Extracts from a graphics dataset
______________________________
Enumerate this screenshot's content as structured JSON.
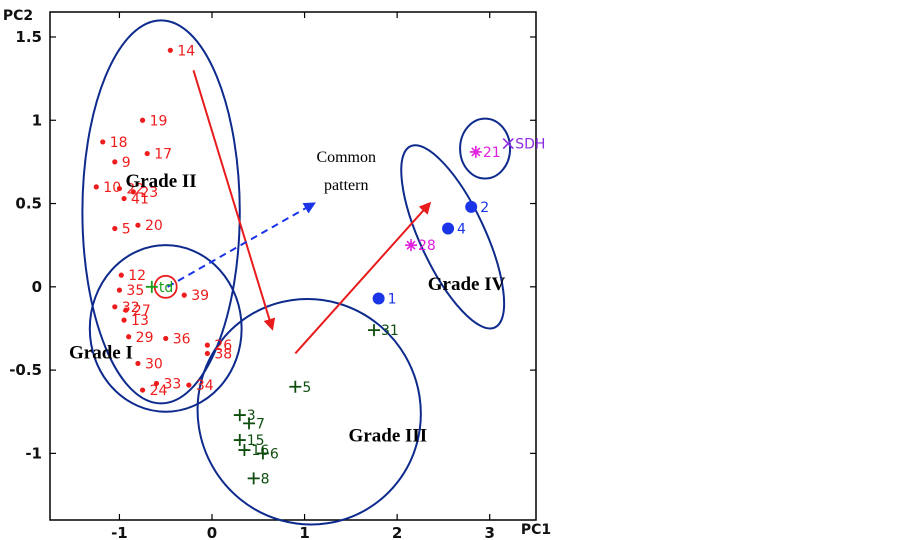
{
  "chart_data": {
    "type": "scatter",
    "xlabel": "PC1",
    "ylabel": "PC2",
    "xlim": [
      -1.75,
      3.5
    ],
    "ylim": [
      -1.4,
      1.65
    ],
    "x_ticks": [
      "-1",
      "0",
      "1",
      "2",
      "3"
    ],
    "y_ticks": [
      "1.5",
      "1",
      "0.5",
      "0",
      "-0.5",
      "-1"
    ],
    "colors": {
      "grade_1_2": "#ee1c1c",
      "std": "#1aa01a",
      "grade_3": "#0d4d0d",
      "grade_4": "#1a35e8",
      "pink": "#e020e0",
      "sdh": "#8a2be2",
      "ellipse": "#0d2a8c",
      "arrow_red": "#e81c1c",
      "arrow_blue": "#1a35e8"
    },
    "series": [
      {
        "marker": "dot",
        "color": "#ee1c1c",
        "points": [
          {
            "label": "14",
            "x": -0.45,
            "y": 1.42
          },
          {
            "label": "19",
            "x": -0.75,
            "y": 1.0
          },
          {
            "label": "18",
            "x": -1.18,
            "y": 0.87
          },
          {
            "label": "17",
            "x": -0.7,
            "y": 0.8
          },
          {
            "label": "9",
            "x": -1.05,
            "y": 0.75
          },
          {
            "label": "10",
            "x": -1.25,
            "y": 0.6
          },
          {
            "label": "22",
            "x": -1.0,
            "y": 0.59
          },
          {
            "label": "23",
            "x": -0.85,
            "y": 0.57
          },
          {
            "label": "41",
            "x": -0.95,
            "y": 0.53
          },
          {
            "label": "20",
            "x": -0.8,
            "y": 0.37
          },
          {
            "label": "5",
            "x": -1.05,
            "y": 0.35
          },
          {
            "label": "12",
            "x": -0.98,
            "y": 0.07
          },
          {
            "label": "35",
            "x": -1.0,
            "y": -0.02
          },
          {
            "label": "39",
            "x": -0.3,
            "y": -0.05
          },
          {
            "label": "32",
            "x": -1.05,
            "y": -0.12
          },
          {
            "label": "27",
            "x": -0.93,
            "y": -0.14
          },
          {
            "label": "13",
            "x": -0.95,
            "y": -0.2
          },
          {
            "label": "29",
            "x": -0.9,
            "y": -0.3
          },
          {
            "label": "36",
            "x": -0.5,
            "y": -0.31
          },
          {
            "label": "26",
            "x": -0.05,
            "y": -0.35
          },
          {
            "label": "38",
            "x": -0.05,
            "y": -0.4
          },
          {
            "label": "30",
            "x": -0.8,
            "y": -0.46
          },
          {
            "label": "33",
            "x": -0.6,
            "y": -0.58
          },
          {
            "label": "34",
            "x": -0.25,
            "y": -0.59
          },
          {
            "label": "24",
            "x": -0.75,
            "y": -0.62
          }
        ]
      },
      {
        "marker": "plus",
        "color": "#1aa01a",
        "points": [
          {
            "label": "td",
            "x": -0.65,
            "y": 0.0
          }
        ]
      },
      {
        "marker": "plus",
        "color": "#0d4d0d",
        "points": [
          {
            "label": "31",
            "x": 1.75,
            "y": -0.26
          },
          {
            "label": "5",
            "x": 0.9,
            "y": -0.6
          },
          {
            "label": "3",
            "x": 0.3,
            "y": -0.77
          },
          {
            "label": "7",
            "x": 0.4,
            "y": -0.82
          },
          {
            "label": "15",
            "x": 0.3,
            "y": -0.92
          },
          {
            "label": "16",
            "x": 0.35,
            "y": -0.98
          },
          {
            "label": "6",
            "x": 0.55,
            "y": -1.0
          },
          {
            "label": "8",
            "x": 0.45,
            "y": -1.15
          }
        ]
      },
      {
        "marker": "bigdot",
        "color": "#1a35e8",
        "points": [
          {
            "label": "1",
            "x": 1.8,
            "y": -0.07
          },
          {
            "label": "2",
            "x": 2.8,
            "y": 0.48
          },
          {
            "label": "4",
            "x": 2.55,
            "y": 0.35
          }
        ]
      },
      {
        "marker": "star",
        "color": "#e020e0",
        "points": [
          {
            "label": "21",
            "x": 2.85,
            "y": 0.81
          },
          {
            "label": "28",
            "x": 2.15,
            "y": 0.25
          }
        ]
      },
      {
        "marker": "x",
        "color": "#8a2be2",
        "points": [
          {
            "label": "SDH",
            "x": 3.2,
            "y": 0.86
          }
        ]
      }
    ],
    "ellipses": [
      {
        "name": "grade-ii",
        "cx": -0.55,
        "cy": 0.45,
        "rx": 0.85,
        "ry": 1.15,
        "angle": 0
      },
      {
        "name": "grade-i",
        "cx": -0.5,
        "cy": -0.25,
        "rx": 0.82,
        "ry": 0.5,
        "angle": 0
      },
      {
        "name": "grade-iii",
        "cx": 1.05,
        "cy": -0.75,
        "rx": 1.2,
        "ry": 0.68,
        "angle": 30
      },
      {
        "name": "grade-iv",
        "cx": 2.6,
        "cy": 0.3,
        "rx": 0.35,
        "ry": 0.6,
        "angle": 25
      },
      {
        "name": "sdh-group",
        "cx": 2.95,
        "cy": 0.83,
        "rx": 0.27,
        "ry": 0.18,
        "angle": 0
      }
    ],
    "arrows": [
      {
        "name": "arrow-14-to-iii",
        "from": [
          -0.2,
          1.3
        ],
        "to": [
          0.65,
          -0.25
        ],
        "style": "solid",
        "color": "#e81c1c"
      },
      {
        "name": "arrow-iii-to-iv",
        "from": [
          0.9,
          -0.4
        ],
        "to": [
          2.35,
          0.5
        ],
        "style": "solid",
        "color": "#e81c1c"
      },
      {
        "name": "arrow-common-pattern",
        "from": [
          -0.48,
          0.0
        ],
        "to": [
          1.1,
          0.5
        ],
        "style": "dashed",
        "color": "#1a35e8"
      }
    ],
    "annotations": [
      {
        "text": "Grade II",
        "x": -0.55,
        "y": 0.6
      },
      {
        "text": "Grade I",
        "x": -1.2,
        "y": -0.43
      },
      {
        "text": "Grade III",
        "x": 1.9,
        "y": -0.93
      },
      {
        "text": "Grade IV",
        "x": 2.75,
        "y": -0.02
      },
      {
        "text": "Common",
        "x": 1.45,
        "y": 0.75
      },
      {
        "text": "pattern",
        "x": 1.45,
        "y": 0.58
      }
    ]
  }
}
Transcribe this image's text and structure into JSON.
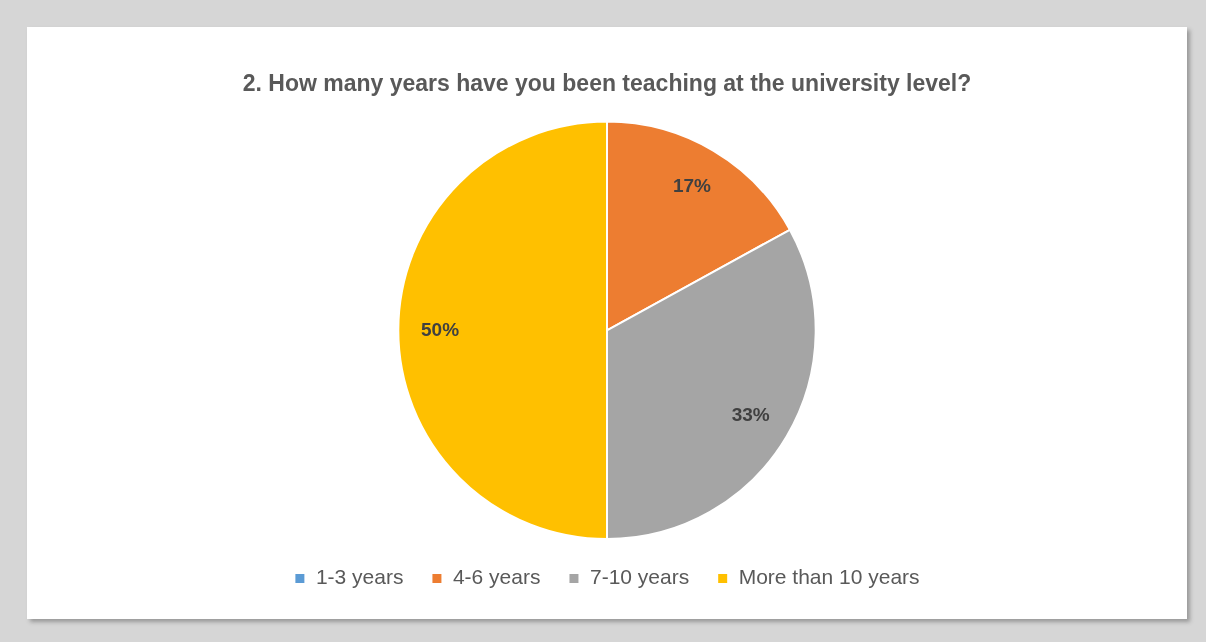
{
  "chart_data": {
    "type": "pie",
    "title": "2. How many years have you been teaching at the university level?",
    "categories": [
      "1-3 years",
      "4-6 years",
      "7-10 years",
      "More than 10 years"
    ],
    "values": [
      0,
      17,
      33,
      50
    ],
    "colors": [
      "#5b9bd5",
      "#ed7d31",
      "#a5a5a5",
      "#ffc000"
    ],
    "value_labels": [
      null,
      "17%",
      "33%",
      "50%"
    ],
    "legend": "bottom"
  }
}
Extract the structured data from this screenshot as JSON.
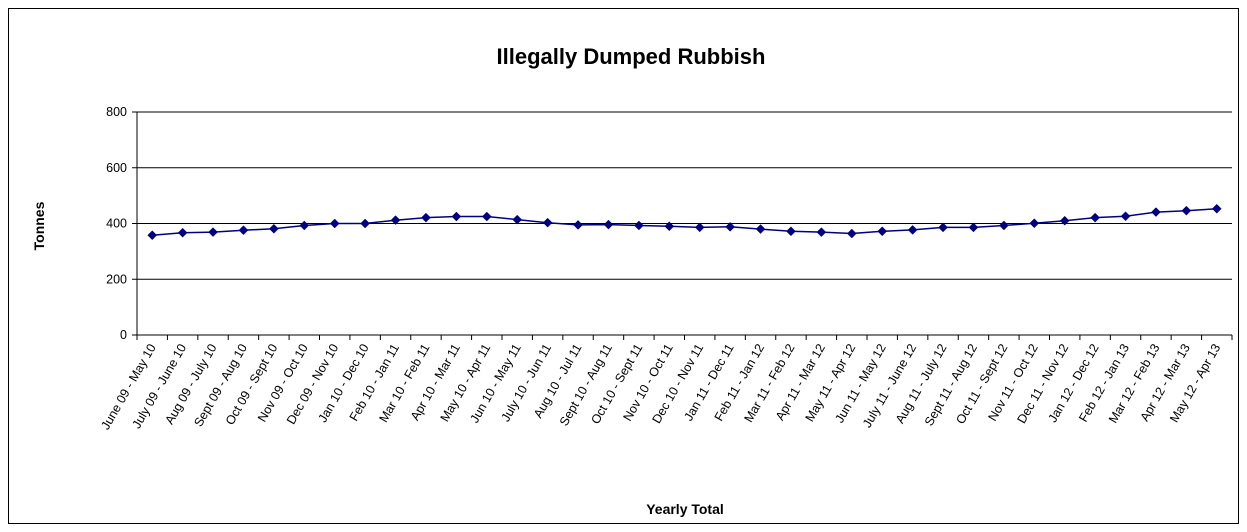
{
  "chart_data": {
    "type": "line",
    "title": "Illegally Dumped Rubbish",
    "xlabel": "Yearly Total",
    "ylabel": "Tonnes",
    "ylim": [
      0,
      800
    ],
    "yticks": [
      0,
      200,
      400,
      600,
      800
    ],
    "grid": true,
    "legend": "none",
    "colors": {
      "line": "#000080",
      "marker": "#000080",
      "grid": "#000000",
      "axis": "#000000"
    },
    "categories": [
      "June 09 - May 10",
      "July 09 - June 10",
      "Aug 09 - July 10",
      "Sept 09 - Aug 10",
      "Oct 09 - Sept 10",
      "Nov 09 - Oct 10",
      "Dec 09 - Nov 10",
      "Jan 10 - Dec 10",
      "Feb 10 - Jan 11",
      "Mar 10 - Feb 11",
      "Apr 10 - Mar 11",
      "May 10 - Apr 11",
      "Jun 10 - May 11",
      "July 10 - Jun 11",
      "Aug 10 - Jul 11",
      "Sept 10 - Aug 11",
      "Oct 10 - Sept 11",
      "Nov 10 - Oct 11",
      "Dec 10 - Nov 11",
      "Jan 11 - Dec 11",
      "Feb 11 - Jan 12",
      "Mar 11 - Feb 12",
      "Apr 11 - Mar 12",
      "May 11 - Apr 12",
      "Jun 11 - May 12",
      "July 11 - June 12",
      "Aug 11 - July 12",
      "Sept 11 - Aug 12",
      "Oct 11 - Sept 12",
      "Nov 11 - Oct 12",
      "Dec 11 - Nov 12",
      "Jan 12 - Dec 12",
      "Feb 12 - Jan 13",
      "Mar 12 - Feb 13",
      "Apr 12 - Mar 13",
      "May 12 - Apr 13"
    ],
    "values": [
      358,
      367,
      369,
      376,
      381,
      393,
      400,
      400,
      412,
      421,
      425,
      425,
      414,
      403,
      395,
      396,
      393,
      390,
      386,
      388,
      380,
      372,
      369,
      364,
      372,
      377,
      386,
      386,
      393,
      401,
      410,
      421,
      426,
      441,
      446,
      453
    ]
  }
}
______________________________
**Exercise directions**
Show, from the listing above, each line that contains the word "screenshot".

**Exercise answer**
Enumerate this screenshot's content as structured JSON.
Extract the structured data from this screenshot as JSON.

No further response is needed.